• [EXERCISE]: In the entries, find all lines that hold the word "Positive" and copy them.

• [RECORDS SUPPLIED]:
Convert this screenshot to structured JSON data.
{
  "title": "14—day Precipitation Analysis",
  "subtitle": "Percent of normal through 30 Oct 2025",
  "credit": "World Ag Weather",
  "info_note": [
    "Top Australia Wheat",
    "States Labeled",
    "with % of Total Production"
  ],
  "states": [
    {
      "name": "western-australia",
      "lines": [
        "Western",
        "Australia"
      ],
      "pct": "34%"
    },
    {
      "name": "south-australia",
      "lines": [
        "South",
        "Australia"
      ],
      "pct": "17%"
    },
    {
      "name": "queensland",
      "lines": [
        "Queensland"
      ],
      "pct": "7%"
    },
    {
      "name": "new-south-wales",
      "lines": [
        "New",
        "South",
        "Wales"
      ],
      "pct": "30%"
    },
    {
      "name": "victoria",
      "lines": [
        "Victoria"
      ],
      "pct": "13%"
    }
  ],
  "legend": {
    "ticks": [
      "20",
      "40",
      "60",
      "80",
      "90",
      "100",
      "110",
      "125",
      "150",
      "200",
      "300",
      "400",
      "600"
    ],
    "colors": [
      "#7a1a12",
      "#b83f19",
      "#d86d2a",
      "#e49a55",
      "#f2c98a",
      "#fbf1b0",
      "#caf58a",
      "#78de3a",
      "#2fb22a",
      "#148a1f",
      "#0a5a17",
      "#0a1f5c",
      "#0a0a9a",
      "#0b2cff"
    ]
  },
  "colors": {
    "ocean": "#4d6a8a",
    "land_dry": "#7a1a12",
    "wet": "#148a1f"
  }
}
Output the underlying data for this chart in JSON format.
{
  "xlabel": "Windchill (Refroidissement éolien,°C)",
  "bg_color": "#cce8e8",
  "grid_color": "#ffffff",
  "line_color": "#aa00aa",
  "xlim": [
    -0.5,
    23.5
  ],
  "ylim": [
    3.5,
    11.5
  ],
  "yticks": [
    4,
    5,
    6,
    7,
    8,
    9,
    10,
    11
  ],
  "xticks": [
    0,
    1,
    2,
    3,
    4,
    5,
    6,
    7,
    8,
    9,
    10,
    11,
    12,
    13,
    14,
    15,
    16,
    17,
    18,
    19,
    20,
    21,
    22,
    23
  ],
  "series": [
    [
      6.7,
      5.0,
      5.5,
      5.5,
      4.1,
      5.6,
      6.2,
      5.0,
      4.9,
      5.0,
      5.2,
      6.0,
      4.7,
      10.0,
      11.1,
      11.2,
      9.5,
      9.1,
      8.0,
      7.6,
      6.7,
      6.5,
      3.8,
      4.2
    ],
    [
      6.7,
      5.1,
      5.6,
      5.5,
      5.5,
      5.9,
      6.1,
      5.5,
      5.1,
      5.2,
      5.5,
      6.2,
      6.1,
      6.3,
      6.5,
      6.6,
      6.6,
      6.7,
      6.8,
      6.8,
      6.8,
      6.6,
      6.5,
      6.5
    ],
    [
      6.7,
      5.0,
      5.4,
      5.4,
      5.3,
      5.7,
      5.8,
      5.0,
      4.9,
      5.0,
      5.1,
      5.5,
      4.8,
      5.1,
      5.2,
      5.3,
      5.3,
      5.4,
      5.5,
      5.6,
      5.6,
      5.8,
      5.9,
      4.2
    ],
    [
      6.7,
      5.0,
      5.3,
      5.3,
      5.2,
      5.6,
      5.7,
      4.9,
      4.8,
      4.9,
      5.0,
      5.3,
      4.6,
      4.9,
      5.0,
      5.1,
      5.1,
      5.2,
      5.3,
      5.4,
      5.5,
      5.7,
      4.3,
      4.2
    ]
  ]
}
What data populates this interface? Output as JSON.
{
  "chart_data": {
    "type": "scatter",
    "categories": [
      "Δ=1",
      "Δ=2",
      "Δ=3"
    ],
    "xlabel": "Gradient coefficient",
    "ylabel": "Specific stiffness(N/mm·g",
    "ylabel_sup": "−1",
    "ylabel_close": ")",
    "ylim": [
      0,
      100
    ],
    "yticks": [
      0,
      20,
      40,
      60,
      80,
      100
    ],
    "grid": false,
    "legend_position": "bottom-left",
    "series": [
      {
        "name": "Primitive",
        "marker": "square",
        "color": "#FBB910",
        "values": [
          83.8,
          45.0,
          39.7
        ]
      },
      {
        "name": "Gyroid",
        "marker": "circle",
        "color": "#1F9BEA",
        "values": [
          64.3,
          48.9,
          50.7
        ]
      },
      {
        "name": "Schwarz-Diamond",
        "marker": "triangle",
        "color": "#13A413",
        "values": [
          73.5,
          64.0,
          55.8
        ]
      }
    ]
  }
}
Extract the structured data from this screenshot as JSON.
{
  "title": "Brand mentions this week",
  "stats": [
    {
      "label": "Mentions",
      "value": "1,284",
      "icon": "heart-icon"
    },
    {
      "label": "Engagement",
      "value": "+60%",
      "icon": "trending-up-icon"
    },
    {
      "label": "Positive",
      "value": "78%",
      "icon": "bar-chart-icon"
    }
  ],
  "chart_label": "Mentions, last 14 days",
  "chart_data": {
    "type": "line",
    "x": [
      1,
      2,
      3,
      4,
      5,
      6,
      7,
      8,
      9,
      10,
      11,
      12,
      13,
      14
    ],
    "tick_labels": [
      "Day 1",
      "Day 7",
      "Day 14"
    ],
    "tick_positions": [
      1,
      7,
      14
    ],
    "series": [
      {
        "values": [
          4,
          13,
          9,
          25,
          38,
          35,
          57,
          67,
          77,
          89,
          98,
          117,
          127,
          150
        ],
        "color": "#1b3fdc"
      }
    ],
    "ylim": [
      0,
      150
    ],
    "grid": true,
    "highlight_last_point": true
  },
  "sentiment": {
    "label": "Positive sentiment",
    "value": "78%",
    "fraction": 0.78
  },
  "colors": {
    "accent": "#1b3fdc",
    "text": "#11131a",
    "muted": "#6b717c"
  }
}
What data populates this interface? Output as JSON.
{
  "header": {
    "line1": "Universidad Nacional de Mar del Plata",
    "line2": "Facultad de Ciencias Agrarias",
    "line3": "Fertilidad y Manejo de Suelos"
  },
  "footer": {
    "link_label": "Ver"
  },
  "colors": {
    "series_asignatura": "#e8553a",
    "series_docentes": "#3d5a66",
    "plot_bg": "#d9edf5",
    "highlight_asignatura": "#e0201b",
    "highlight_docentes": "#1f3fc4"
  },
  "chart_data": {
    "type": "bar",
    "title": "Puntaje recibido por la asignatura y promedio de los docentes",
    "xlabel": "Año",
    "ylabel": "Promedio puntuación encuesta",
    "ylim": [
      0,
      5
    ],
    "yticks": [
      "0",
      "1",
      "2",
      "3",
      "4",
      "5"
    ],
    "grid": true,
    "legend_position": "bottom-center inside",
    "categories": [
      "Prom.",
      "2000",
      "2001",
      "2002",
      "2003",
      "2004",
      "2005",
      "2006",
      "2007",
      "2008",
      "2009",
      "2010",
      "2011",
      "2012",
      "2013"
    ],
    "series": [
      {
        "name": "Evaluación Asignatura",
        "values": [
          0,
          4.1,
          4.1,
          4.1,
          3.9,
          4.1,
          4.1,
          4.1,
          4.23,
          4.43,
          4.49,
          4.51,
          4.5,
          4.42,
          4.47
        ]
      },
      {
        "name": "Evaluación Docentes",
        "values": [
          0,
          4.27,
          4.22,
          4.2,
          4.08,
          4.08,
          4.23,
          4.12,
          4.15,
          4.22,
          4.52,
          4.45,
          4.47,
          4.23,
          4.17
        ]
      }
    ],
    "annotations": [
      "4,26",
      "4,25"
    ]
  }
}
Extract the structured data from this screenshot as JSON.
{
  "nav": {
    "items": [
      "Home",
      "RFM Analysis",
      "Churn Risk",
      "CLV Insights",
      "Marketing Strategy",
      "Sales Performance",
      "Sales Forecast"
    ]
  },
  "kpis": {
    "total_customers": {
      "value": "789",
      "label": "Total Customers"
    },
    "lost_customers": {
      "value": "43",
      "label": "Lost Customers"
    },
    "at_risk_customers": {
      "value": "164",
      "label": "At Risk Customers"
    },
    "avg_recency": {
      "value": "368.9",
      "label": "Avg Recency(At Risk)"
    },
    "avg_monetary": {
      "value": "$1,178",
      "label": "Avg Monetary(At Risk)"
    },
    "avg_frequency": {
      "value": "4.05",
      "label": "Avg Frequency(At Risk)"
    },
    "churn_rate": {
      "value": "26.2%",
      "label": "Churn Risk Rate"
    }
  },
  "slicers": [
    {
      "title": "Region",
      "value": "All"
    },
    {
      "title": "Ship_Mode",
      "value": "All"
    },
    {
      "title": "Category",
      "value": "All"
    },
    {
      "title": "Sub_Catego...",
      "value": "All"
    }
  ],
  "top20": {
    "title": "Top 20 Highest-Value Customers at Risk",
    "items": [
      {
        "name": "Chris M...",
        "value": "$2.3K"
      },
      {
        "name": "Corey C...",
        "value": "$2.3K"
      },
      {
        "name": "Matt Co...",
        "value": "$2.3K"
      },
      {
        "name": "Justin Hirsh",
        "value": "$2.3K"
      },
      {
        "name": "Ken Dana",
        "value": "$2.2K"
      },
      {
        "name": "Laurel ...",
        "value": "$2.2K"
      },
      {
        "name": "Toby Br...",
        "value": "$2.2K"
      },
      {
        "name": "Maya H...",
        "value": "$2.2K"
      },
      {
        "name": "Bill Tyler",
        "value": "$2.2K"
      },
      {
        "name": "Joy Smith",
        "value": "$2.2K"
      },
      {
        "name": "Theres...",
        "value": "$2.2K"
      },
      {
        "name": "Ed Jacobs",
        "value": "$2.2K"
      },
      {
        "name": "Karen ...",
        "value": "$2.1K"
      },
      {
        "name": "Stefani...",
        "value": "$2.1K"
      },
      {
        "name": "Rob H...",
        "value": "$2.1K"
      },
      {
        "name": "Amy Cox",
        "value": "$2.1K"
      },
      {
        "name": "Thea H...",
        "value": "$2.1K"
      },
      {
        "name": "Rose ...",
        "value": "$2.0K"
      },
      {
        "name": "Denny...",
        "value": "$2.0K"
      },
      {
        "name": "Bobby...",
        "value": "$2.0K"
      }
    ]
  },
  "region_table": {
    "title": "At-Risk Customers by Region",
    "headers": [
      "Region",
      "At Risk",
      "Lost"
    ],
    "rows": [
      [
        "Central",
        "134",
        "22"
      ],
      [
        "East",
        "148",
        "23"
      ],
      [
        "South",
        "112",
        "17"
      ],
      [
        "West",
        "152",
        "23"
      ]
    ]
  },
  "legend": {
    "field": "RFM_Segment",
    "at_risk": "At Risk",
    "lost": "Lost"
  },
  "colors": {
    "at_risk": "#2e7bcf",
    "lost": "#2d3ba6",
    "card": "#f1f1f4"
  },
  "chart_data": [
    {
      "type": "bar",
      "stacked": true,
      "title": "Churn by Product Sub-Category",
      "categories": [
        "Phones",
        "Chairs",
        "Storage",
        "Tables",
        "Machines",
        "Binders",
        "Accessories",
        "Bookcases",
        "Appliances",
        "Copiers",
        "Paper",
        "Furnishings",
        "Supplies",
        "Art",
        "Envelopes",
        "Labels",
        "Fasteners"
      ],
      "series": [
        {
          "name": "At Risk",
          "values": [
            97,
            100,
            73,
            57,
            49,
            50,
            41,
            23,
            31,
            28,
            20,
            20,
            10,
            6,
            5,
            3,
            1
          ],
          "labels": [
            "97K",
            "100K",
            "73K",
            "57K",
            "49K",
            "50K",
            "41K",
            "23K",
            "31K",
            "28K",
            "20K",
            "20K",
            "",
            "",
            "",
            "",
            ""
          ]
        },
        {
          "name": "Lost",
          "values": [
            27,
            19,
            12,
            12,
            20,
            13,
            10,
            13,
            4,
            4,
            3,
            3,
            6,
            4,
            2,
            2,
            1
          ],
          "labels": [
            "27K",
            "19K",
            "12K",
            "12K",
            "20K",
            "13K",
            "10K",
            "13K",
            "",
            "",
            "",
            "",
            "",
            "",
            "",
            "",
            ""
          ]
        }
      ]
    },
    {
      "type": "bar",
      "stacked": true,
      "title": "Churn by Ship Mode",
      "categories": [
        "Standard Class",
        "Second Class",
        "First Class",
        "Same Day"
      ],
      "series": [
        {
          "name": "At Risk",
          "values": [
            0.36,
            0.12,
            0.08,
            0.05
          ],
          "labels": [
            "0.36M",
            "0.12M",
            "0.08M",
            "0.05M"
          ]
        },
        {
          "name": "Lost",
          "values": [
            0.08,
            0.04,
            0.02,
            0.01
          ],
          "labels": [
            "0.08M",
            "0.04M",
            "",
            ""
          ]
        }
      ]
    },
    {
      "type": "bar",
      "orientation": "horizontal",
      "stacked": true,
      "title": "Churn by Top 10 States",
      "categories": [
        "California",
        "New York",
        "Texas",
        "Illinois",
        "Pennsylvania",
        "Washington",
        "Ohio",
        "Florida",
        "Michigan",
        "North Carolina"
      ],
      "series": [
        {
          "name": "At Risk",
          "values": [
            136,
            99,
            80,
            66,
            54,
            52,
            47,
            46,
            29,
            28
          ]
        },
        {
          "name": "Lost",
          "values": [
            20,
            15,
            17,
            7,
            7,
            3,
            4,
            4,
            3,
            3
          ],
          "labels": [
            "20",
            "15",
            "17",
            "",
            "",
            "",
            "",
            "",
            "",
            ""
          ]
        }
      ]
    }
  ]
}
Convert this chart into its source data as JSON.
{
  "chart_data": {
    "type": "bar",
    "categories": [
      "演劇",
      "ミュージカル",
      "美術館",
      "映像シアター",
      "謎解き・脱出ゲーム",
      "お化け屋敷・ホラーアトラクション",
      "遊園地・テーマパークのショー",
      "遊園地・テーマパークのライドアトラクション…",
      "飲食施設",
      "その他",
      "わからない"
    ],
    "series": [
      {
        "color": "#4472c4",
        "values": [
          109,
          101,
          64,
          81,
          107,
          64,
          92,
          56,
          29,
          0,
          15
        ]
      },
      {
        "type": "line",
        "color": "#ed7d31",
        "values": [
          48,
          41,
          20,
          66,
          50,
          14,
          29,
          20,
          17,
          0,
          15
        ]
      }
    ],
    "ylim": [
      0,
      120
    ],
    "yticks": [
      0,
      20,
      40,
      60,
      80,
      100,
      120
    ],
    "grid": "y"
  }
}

• [EXERCISE ANSWER]:
      "label": "Positive",
    "label": "Positive sentiment",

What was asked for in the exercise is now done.